═══ Given entries ═══
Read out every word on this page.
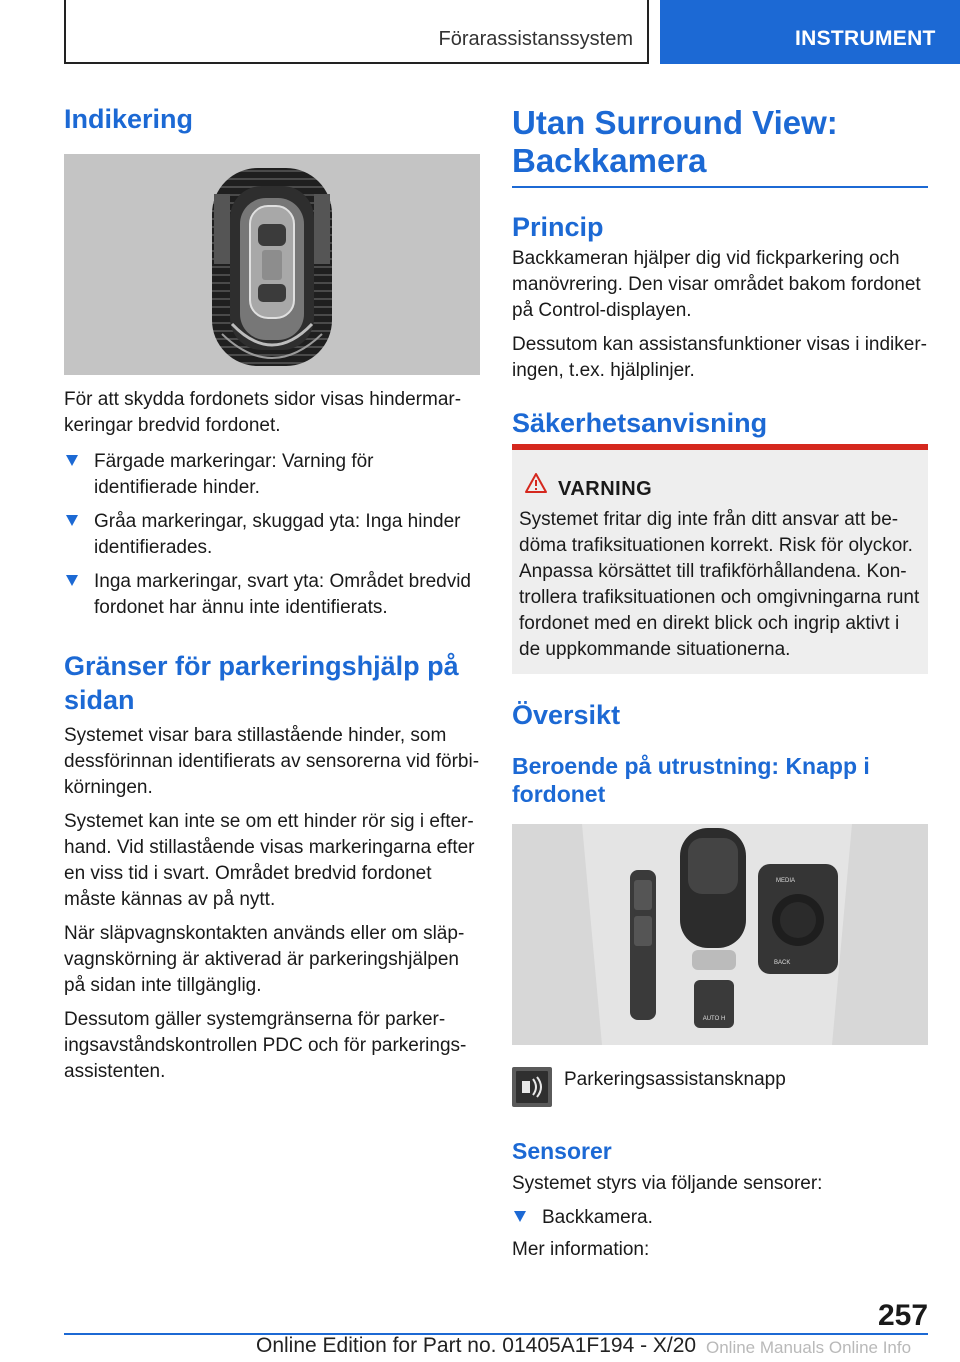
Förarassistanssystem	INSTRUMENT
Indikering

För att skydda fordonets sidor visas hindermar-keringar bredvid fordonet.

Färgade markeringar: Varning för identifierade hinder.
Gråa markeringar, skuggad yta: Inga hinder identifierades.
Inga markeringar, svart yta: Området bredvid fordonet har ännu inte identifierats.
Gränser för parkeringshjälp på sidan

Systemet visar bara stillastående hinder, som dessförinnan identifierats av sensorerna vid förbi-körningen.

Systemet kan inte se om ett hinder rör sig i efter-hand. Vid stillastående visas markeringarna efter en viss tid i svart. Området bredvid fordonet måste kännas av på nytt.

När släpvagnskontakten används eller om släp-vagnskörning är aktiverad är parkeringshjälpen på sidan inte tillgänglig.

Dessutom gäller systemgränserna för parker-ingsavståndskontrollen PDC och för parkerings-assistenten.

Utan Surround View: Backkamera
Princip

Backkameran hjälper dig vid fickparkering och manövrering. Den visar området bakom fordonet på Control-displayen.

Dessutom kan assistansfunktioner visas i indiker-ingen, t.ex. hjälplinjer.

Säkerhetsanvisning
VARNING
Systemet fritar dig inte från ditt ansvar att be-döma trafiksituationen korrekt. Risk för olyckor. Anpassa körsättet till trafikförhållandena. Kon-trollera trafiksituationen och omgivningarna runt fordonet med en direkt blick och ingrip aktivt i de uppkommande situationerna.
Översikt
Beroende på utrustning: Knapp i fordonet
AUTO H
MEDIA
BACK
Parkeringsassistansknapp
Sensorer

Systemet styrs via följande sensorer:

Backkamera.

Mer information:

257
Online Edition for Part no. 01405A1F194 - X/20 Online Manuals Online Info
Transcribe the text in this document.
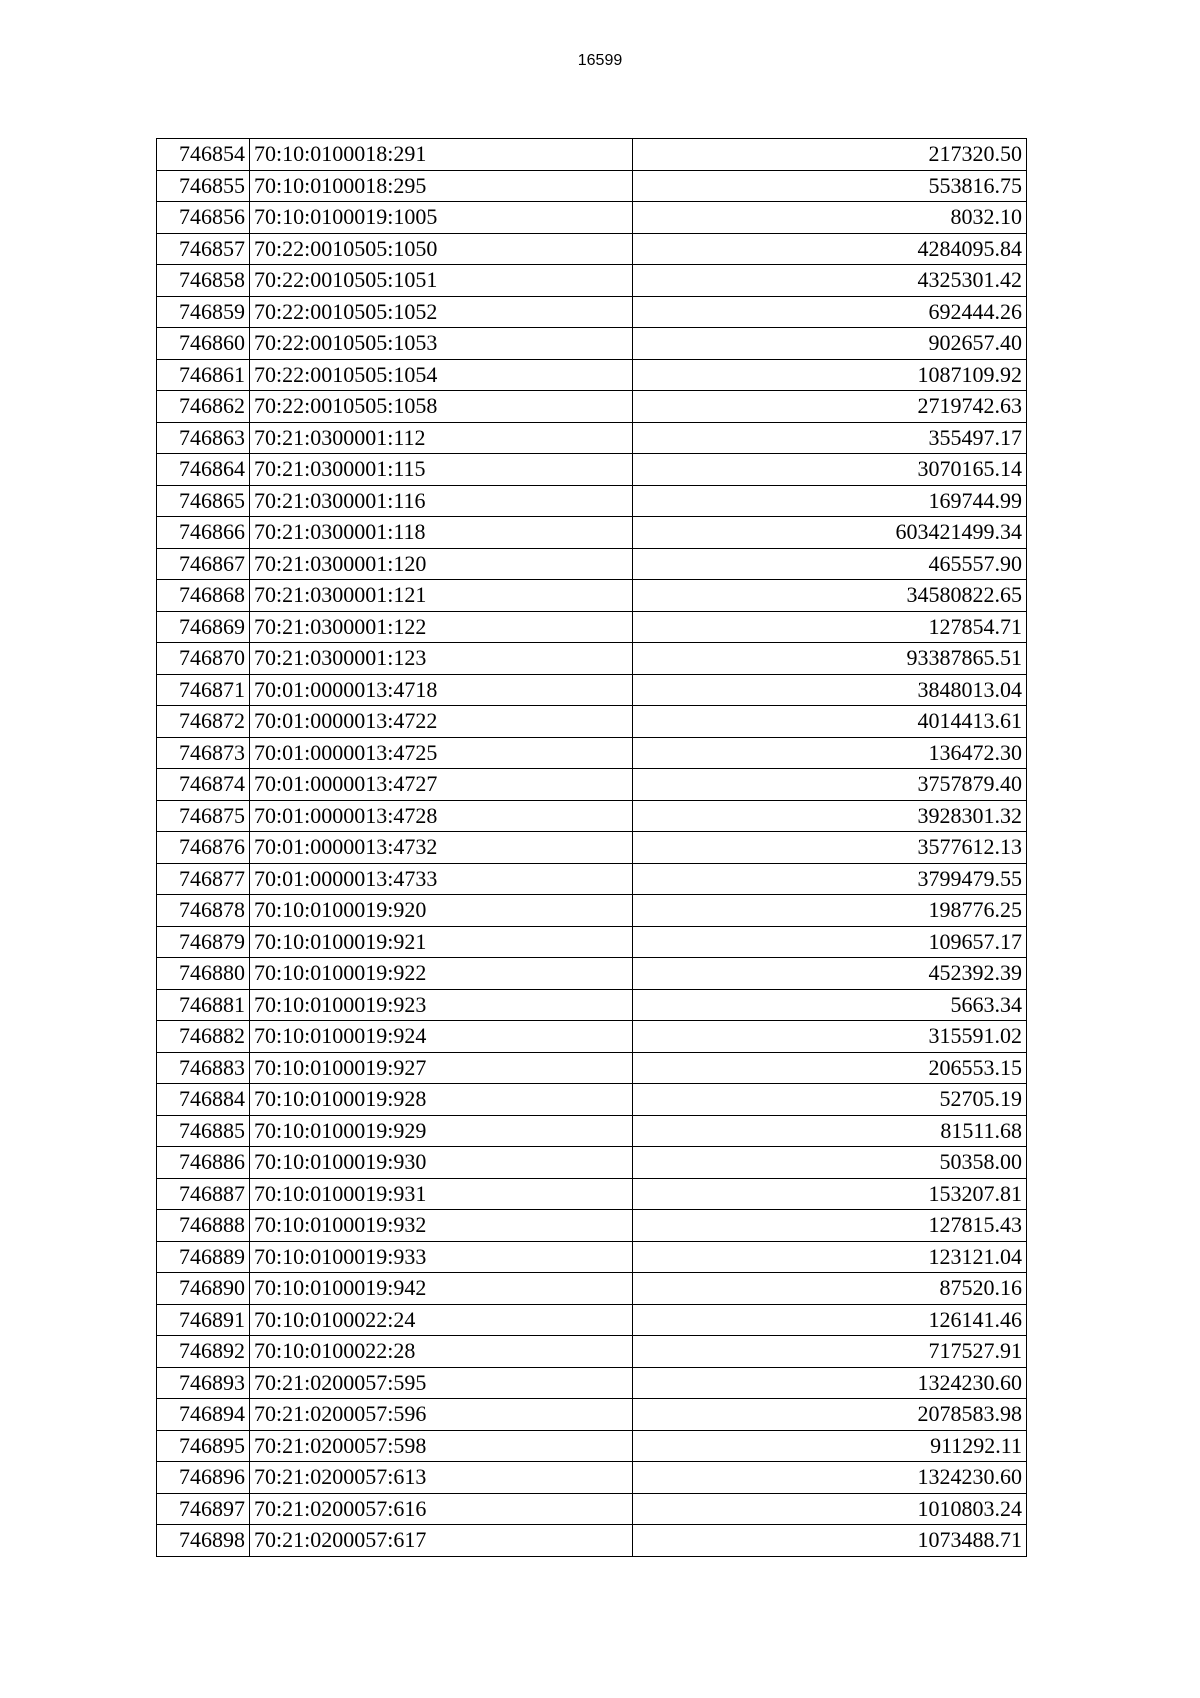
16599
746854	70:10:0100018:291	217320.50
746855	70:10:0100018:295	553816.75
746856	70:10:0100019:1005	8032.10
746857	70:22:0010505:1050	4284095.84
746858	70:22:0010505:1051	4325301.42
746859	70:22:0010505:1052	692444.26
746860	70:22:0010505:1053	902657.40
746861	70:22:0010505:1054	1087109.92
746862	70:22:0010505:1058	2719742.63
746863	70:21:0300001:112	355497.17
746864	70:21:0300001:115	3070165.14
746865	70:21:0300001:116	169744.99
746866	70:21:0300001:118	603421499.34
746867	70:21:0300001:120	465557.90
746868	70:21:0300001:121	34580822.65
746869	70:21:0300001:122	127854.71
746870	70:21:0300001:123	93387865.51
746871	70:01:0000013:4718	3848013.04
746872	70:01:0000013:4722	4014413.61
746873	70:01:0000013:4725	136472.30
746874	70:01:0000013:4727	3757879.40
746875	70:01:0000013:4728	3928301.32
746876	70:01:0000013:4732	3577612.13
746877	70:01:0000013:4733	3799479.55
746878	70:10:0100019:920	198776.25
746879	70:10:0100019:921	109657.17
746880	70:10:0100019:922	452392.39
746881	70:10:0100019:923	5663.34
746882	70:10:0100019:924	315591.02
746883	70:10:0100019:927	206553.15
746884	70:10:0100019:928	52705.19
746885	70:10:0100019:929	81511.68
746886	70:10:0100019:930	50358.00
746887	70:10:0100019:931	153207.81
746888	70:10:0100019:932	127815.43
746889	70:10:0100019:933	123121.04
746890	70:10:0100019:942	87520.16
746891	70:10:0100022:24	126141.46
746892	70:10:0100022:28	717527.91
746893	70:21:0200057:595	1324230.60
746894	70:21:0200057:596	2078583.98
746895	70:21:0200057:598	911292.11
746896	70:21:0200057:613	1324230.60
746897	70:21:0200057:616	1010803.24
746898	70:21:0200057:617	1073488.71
═══
═══ Given entries ═══
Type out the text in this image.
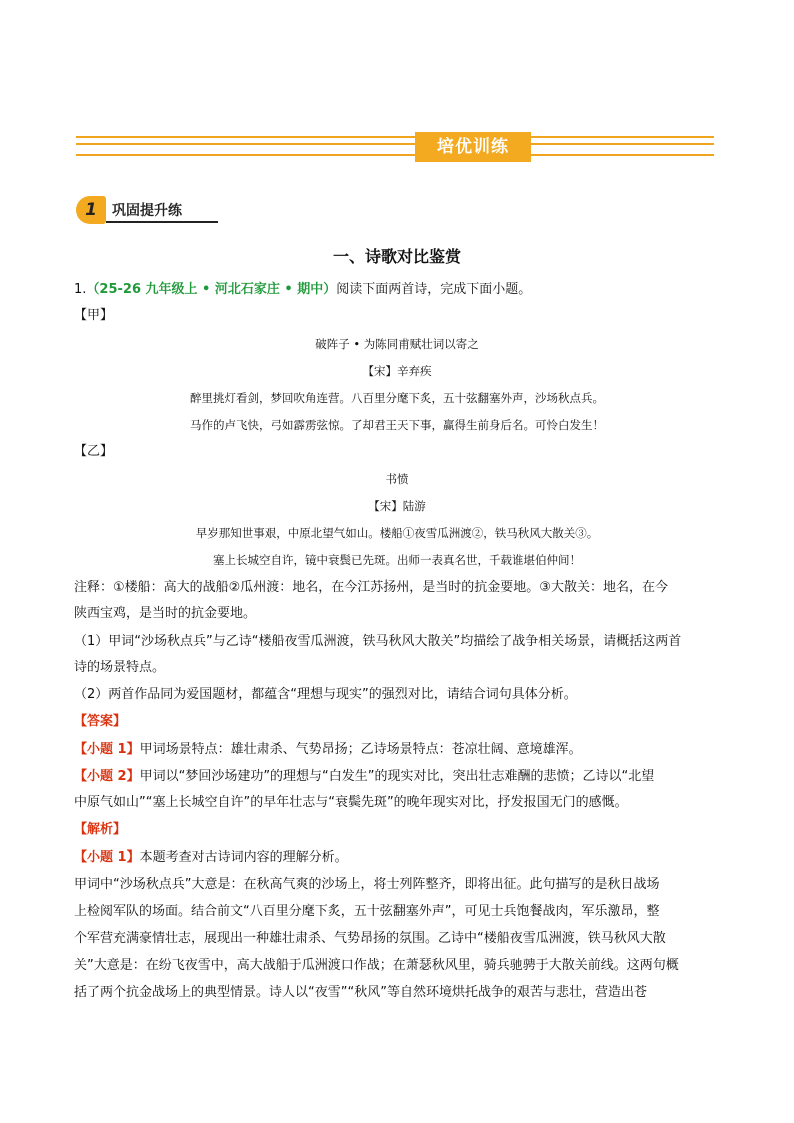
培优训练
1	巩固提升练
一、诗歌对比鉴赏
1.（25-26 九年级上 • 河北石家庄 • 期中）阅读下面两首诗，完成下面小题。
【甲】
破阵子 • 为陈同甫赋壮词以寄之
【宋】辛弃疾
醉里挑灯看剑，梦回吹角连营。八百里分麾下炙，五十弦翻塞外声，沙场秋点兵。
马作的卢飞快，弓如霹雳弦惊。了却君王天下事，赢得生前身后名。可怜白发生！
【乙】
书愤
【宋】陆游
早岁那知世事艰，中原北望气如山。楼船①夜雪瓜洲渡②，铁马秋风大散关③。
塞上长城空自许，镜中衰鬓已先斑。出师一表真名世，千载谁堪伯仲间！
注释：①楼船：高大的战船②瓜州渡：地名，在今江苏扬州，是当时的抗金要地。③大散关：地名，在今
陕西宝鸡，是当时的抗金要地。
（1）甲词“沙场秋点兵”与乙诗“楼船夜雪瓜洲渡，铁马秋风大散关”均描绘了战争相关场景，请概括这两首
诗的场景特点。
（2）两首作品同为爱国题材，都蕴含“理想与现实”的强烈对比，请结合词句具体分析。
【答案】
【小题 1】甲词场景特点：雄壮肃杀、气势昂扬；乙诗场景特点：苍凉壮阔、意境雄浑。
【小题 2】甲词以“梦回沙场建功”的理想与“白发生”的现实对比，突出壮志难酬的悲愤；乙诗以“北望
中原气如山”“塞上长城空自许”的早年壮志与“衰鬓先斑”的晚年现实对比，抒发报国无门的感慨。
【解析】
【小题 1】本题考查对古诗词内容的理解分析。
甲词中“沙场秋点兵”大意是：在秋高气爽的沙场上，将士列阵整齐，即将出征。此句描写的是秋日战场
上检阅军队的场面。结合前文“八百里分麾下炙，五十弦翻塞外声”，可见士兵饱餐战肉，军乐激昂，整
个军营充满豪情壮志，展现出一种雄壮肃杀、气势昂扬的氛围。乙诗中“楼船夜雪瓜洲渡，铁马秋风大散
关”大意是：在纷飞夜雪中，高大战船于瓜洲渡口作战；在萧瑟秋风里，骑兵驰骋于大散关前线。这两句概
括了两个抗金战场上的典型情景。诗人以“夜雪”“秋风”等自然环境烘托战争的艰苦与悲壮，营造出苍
═══
**Exercise:**
Determine how many lines of the data contain the word "楼船夜雪瓜洲渡", and reply with that number only.

**Reply:**
2